● **The exercise**: Gather each line of the records where "true" appears.

● **Given data**:

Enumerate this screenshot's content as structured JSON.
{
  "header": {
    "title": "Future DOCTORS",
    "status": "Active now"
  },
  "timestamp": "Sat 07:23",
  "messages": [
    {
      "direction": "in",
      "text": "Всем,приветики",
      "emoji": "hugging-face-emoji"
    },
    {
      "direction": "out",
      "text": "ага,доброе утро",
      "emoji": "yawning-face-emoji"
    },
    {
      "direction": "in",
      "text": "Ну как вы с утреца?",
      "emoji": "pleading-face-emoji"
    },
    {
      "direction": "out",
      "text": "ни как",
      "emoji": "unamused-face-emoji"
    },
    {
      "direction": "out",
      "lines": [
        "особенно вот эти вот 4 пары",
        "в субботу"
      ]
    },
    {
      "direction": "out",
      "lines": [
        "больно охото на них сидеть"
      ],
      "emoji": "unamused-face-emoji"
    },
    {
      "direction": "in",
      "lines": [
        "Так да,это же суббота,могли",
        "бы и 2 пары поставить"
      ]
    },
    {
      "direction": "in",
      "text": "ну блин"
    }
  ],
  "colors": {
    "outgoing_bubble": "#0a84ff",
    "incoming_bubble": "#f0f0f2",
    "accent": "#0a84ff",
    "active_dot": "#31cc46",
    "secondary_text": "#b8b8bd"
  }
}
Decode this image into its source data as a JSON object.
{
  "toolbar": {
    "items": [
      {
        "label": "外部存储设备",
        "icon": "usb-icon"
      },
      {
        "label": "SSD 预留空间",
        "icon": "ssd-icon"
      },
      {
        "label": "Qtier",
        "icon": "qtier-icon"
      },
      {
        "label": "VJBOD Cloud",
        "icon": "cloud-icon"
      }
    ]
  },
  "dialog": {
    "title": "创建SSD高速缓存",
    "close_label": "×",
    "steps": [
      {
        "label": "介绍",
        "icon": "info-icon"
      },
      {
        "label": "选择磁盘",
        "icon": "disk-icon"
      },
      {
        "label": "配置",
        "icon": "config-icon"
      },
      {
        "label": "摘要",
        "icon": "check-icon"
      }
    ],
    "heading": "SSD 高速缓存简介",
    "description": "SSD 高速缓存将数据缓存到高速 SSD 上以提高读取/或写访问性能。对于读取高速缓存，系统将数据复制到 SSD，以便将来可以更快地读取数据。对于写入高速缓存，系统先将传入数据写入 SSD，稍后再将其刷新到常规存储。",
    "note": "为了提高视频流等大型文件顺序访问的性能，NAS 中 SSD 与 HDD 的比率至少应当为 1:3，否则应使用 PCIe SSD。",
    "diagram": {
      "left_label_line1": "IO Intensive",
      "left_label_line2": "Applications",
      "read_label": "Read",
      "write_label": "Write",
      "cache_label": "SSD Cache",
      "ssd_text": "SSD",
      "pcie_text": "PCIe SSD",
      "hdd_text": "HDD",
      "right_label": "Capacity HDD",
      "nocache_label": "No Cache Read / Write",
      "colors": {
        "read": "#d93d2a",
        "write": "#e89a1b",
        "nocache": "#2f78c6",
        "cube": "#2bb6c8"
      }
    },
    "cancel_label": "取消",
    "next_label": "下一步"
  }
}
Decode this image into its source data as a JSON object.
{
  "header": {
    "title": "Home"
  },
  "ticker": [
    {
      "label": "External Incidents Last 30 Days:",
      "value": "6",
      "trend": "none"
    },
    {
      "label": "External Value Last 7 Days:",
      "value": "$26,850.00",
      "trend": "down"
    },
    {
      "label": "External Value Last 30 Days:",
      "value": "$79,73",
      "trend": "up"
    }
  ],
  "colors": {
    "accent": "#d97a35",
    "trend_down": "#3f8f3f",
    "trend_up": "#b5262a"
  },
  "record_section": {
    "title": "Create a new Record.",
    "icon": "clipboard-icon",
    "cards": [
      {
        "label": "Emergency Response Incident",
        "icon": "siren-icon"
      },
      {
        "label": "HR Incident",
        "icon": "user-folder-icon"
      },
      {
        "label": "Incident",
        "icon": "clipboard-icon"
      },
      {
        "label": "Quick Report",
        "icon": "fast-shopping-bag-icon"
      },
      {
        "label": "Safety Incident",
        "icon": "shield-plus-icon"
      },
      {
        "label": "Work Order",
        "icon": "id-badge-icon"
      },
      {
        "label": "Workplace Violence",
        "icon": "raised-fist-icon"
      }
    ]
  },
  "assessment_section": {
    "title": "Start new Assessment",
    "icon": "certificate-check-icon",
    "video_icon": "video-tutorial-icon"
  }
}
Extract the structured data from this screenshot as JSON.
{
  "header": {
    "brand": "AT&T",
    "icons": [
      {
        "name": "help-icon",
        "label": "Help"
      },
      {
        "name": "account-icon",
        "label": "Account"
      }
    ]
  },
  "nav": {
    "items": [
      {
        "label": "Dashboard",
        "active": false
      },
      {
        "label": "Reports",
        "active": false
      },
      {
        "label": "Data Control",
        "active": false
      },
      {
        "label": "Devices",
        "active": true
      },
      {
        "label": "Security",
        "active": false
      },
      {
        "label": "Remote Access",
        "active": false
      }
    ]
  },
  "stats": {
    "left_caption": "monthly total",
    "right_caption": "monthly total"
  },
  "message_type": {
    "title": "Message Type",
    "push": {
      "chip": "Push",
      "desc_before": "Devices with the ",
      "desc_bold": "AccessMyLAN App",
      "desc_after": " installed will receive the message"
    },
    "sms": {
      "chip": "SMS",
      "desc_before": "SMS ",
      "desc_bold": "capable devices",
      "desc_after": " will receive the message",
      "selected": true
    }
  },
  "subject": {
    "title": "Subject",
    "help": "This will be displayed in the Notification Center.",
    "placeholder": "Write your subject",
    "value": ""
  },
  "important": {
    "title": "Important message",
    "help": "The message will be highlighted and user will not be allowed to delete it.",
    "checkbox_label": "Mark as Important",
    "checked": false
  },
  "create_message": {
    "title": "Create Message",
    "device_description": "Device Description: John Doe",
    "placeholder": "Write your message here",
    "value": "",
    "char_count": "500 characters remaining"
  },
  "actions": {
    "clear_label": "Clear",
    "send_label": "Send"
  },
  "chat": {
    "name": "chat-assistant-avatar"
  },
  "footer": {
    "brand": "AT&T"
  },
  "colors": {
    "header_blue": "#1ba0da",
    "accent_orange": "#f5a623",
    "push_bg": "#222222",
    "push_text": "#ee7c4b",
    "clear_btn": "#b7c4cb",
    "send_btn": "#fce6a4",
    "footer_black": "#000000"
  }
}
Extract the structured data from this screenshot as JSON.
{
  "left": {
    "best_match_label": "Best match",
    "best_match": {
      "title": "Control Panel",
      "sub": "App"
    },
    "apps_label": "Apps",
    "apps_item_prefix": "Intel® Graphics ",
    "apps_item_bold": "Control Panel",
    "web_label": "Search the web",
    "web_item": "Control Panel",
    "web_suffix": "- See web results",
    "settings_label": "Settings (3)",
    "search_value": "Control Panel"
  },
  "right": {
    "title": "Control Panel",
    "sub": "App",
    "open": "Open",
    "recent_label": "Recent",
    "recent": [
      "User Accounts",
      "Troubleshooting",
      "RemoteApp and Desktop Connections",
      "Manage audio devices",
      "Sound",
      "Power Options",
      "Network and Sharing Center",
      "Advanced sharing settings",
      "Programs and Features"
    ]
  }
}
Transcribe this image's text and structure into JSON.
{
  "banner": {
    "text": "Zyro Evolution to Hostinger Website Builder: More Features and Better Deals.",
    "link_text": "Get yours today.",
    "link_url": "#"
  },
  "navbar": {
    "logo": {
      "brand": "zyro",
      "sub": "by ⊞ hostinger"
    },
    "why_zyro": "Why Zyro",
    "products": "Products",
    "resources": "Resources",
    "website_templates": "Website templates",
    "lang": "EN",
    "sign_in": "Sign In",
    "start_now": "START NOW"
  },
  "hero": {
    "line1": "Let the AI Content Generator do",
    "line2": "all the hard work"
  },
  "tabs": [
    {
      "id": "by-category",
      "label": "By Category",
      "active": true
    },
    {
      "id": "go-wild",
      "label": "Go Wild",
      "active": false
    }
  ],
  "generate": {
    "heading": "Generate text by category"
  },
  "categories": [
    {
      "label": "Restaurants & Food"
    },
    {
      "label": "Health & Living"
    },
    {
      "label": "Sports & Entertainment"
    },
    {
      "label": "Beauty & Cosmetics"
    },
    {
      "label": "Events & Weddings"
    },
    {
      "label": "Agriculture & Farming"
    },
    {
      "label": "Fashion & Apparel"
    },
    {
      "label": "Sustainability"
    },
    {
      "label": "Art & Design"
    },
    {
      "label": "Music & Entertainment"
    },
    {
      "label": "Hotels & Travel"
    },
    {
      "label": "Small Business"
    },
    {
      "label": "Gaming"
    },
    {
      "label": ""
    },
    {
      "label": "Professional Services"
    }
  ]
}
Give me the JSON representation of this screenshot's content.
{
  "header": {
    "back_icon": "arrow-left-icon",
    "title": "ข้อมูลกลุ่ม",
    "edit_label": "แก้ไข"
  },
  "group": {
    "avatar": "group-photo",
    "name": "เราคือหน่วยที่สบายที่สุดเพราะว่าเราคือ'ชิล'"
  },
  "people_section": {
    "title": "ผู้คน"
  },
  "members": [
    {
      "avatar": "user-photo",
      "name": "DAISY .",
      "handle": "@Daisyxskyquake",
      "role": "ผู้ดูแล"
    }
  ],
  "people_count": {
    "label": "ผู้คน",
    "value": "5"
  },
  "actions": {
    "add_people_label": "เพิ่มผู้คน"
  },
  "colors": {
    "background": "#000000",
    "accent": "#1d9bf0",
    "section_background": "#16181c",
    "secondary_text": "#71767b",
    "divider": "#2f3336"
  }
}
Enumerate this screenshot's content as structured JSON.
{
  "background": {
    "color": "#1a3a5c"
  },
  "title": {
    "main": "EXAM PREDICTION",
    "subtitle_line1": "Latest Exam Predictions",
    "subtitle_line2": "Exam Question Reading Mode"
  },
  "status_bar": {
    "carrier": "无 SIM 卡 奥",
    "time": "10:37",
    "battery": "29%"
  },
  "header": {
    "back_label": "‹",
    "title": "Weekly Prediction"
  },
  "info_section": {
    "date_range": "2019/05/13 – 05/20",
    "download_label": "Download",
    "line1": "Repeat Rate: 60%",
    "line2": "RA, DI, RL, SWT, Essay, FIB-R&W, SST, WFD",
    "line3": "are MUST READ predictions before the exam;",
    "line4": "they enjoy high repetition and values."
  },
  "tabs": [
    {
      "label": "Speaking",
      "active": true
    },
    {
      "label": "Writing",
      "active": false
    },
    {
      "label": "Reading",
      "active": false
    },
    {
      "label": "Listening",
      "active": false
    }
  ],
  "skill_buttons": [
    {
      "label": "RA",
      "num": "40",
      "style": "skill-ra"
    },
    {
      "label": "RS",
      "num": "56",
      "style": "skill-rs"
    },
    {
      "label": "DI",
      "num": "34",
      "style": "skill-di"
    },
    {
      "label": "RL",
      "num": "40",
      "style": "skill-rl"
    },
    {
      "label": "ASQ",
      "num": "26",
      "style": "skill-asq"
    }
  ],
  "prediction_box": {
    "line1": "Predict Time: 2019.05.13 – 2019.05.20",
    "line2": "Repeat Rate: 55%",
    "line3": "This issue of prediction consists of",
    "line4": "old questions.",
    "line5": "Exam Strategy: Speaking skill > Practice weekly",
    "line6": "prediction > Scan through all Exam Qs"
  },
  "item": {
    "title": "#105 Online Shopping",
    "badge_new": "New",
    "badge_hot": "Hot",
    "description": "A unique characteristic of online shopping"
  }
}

● **Problem solution**:
        "active": true
      "selected": true
      "active": true
      "active": true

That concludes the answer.